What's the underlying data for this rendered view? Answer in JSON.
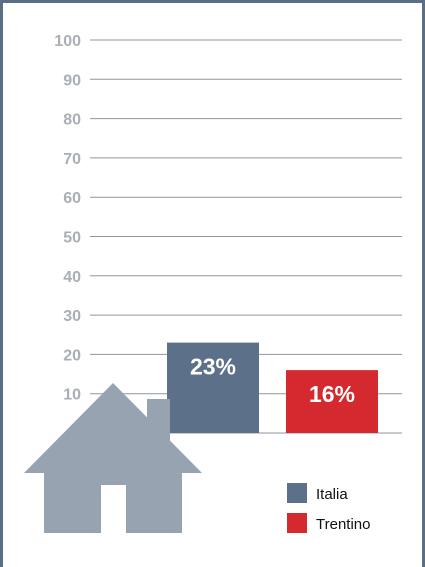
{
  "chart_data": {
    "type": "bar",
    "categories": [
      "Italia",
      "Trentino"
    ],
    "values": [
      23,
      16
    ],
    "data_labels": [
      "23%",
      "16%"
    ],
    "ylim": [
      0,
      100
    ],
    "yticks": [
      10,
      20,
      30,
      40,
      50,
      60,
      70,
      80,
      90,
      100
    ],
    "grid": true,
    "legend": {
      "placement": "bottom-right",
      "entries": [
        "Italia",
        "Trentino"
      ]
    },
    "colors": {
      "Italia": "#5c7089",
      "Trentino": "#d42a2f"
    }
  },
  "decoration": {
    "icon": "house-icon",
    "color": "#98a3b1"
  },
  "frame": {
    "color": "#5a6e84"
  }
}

◆ ◆ ◆

# PROBLEM STATEMENT
Reproduce the material above in full, exactly, with no images.

# FINAL RESULT
What's the underlying data for this rendered view? Answer in JSON.
{
  "chart_data": {
    "type": "bar",
    "categories": [
      "Italia",
      "Trentino"
    ],
    "values": [
      23,
      16
    ],
    "data_labels": [
      "23%",
      "16%"
    ],
    "ylim": [
      0,
      100
    ],
    "yticks": [
      10,
      20,
      30,
      40,
      50,
      60,
      70,
      80,
      90,
      100
    ],
    "grid": true,
    "legend": {
      "placement": "bottom-right",
      "entries": [
        "Italia",
        "Trentino"
      ]
    },
    "colors": {
      "Italia": "#5c7089",
      "Trentino": "#d42a2f"
    }
  },
  "decoration": {
    "icon": "house-icon",
    "color": "#98a3b1"
  },
  "frame": {
    "color": "#5a6e84"
  }
}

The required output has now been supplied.